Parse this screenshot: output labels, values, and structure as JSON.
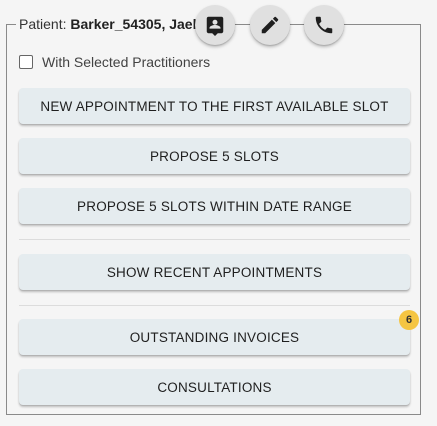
{
  "patient": {
    "prefix": "Patient: ",
    "name": "Barker_54305, Jael"
  },
  "header_actions": [
    {
      "icon": "contact-card-icon"
    },
    {
      "icon": "edit-pencil-icon"
    },
    {
      "icon": "phone-icon"
    }
  ],
  "options": {
    "with_selected_practitioners": "With Selected Practitioners",
    "checked": false
  },
  "buttons": {
    "new_appointment": "NEW APPOINTMENT TO THE FIRST AVAILABLE SLOT",
    "propose_5_slots": "PROPOSE 5 SLOTS",
    "propose_5_slots_range": "PROPOSE 5 SLOTS WITHIN DATE RANGE",
    "show_recent": "SHOW RECENT APPOINTMENTS",
    "outstanding_invoices": "OUTSTANDING INVOICES",
    "consultations": "CONSULTATIONS"
  },
  "badges": {
    "outstanding_invoices_count": "6"
  },
  "colors": {
    "button_bg": "#e5ecef",
    "badge_bg": "#f5c542",
    "icon_button_bg": "#e0e0e0"
  }
}
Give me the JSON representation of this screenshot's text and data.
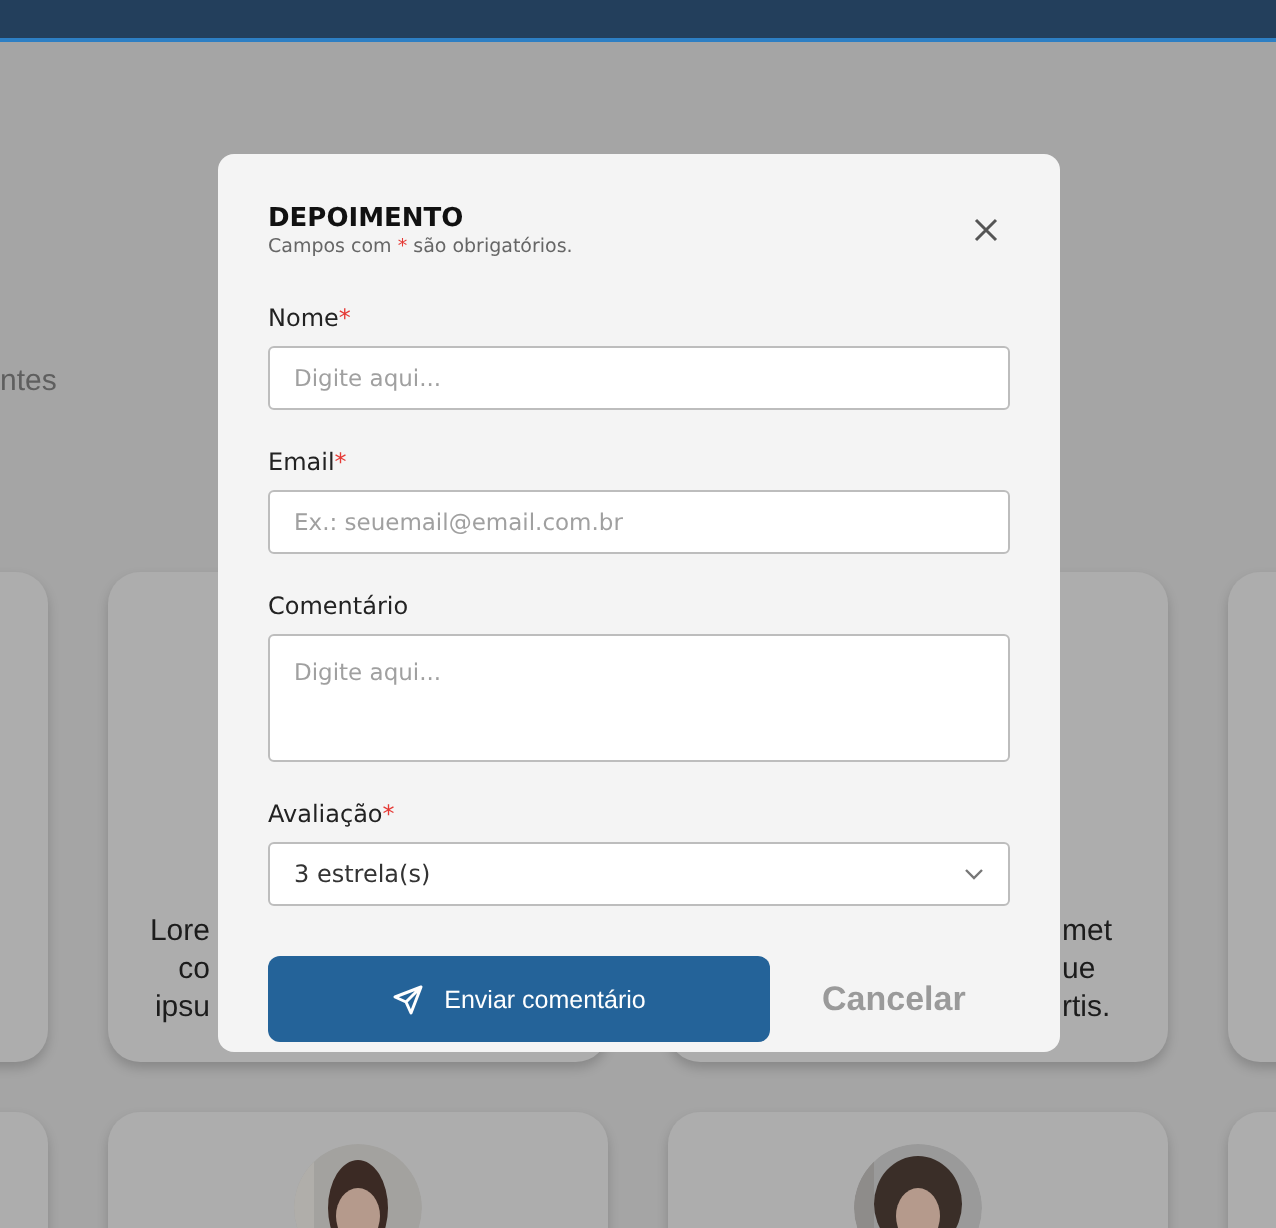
{
  "background": {
    "section_text": "ntes",
    "card_rows": [
      {
        "cards": [
          {
            "kind": "plain"
          },
          {
            "kind": "text",
            "lines": [
              "Lore",
              "co",
              "ipsu"
            ]
          },
          {
            "kind": "text",
            "lines": [
              "met",
              "ue",
              "rtis."
            ]
          },
          {
            "kind": "plain"
          }
        ]
      },
      {
        "cards": [
          {
            "kind": "plain"
          },
          {
            "kind": "avatar"
          },
          {
            "kind": "avatar"
          },
          {
            "kind": "plain"
          }
        ]
      }
    ]
  },
  "modal": {
    "title": "DEPOIMENTO",
    "subtitle": {
      "before": "Campos com",
      "mark": "*",
      "after": "são obrigatórios."
    },
    "required_mark": "*",
    "fields": [
      {
        "kind": "text",
        "label": "Nome",
        "required": true,
        "placeholder": "Digite aqui..."
      },
      {
        "kind": "text",
        "label": "Email",
        "required": true,
        "placeholder": "Ex.: seuemail@email.com.br"
      },
      {
        "kind": "textarea",
        "label": "Comentário",
        "required": false,
        "placeholder": "Digite aqui..."
      },
      {
        "kind": "select",
        "label": "Avaliação",
        "required": true,
        "value": "3 estrela(s)"
      }
    ],
    "submit_button": "Enviar comentário",
    "cancel_button": "Cancelar"
  }
}
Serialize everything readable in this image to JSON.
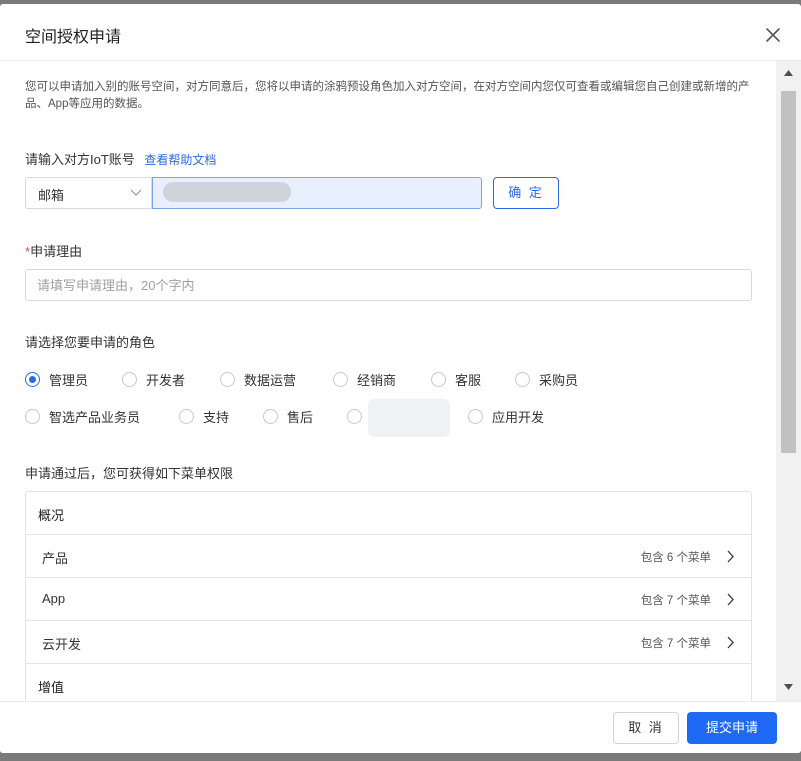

══════════

Drop the pictures and reproduce the rest of the entries above exactly.

| Right answer |
Parse this screenshot: output labels, values, and structure as JSON.
{
  "patient": {
    "prefix": "Patient: ",
    "name": "Barker_54305, Jael"
  },
  "header_actions": [
    {
      "icon": "contact-card-icon"
    },
    {
      "icon": "edit-pencil-icon"
    },
    {
      "icon": "phone-icon"
    }
  ],
  "options": {
    "with_selected_practitioners": "With Selected Practitioners",
    "checked": false
  },
  "buttons": {
    "new_appointment": "NEW APPOINTMENT TO THE FIRST AVAILABLE SLOT",
    "propose_5_slots": "PROPOSE 5 SLOTS",
    "propose_5_slots_range": "PROPOSE 5 SLOTS WITHIN DATE RANGE",
    "show_recent": "SHOW RECENT APPOINTMENTS",
    "outstanding_invoices": "OUTSTANDING INVOICES",
    "consultations": "CONSULTATIONS"
  },
  "badges": {
    "outstanding_invoices_count": "6"
  },
  "colors": {
    "button_bg": "#e5ecef",
    "badge_bg": "#f5c542",
    "icon_button_bg": "#e0e0e0"
  }
}
Give me the JSON representation of this screenshot's text and data.
{
  "background": {
    "section_text": "ntes",
    "card_rows": [
      {
        "cards": [
          {
            "kind": "plain"
          },
          {
            "kind": "text",
            "lines": [
              "Lore",
              "co",
              "ipsu"
            ]
          },
          {
            "kind": "text",
            "lines": [
              "met",
              "ue",
              "rtis."
            ]
          },
          {
            "kind": "plain"
          }
        ]
      },
      {
        "cards": [
          {
            "kind": "plain"
          },
          {
            "kind": "avatar"
          },
          {
            "kind": "avatar"
          },
          {
            "kind": "plain"
          }
        ]
      }
    ]
  },
  "modal": {
    "title": "DEPOIMENTO",
    "subtitle": {
      "before": "Campos com",
      "mark": "*",
      "after": "são obrigatórios."
    },
    "required_mark": "*",
    "fields": [
      {
        "kind": "text",
        "label": "Nome",
        "required": true,
        "placeholder": "Digite aqui..."
      },
      {
        "kind": "text",
        "label": "Email",
        "required": true,
        "placeholder": "Ex.: seuemail@email.com.br"
      },
      {
        "kind": "textarea",
        "label": "Comentário",
        "required": false,
        "placeholder": "Digite aqui..."
      },
      {
        "kind": "select",
        "label": "Avaliação",
        "required": true,
        "value": "3 estrela(s)"
      }
    ],
    "submit_button": "Enviar comentário",
    "cancel_button": "Cancelar"
  }
}
Serialize everything readable in this image to JSON.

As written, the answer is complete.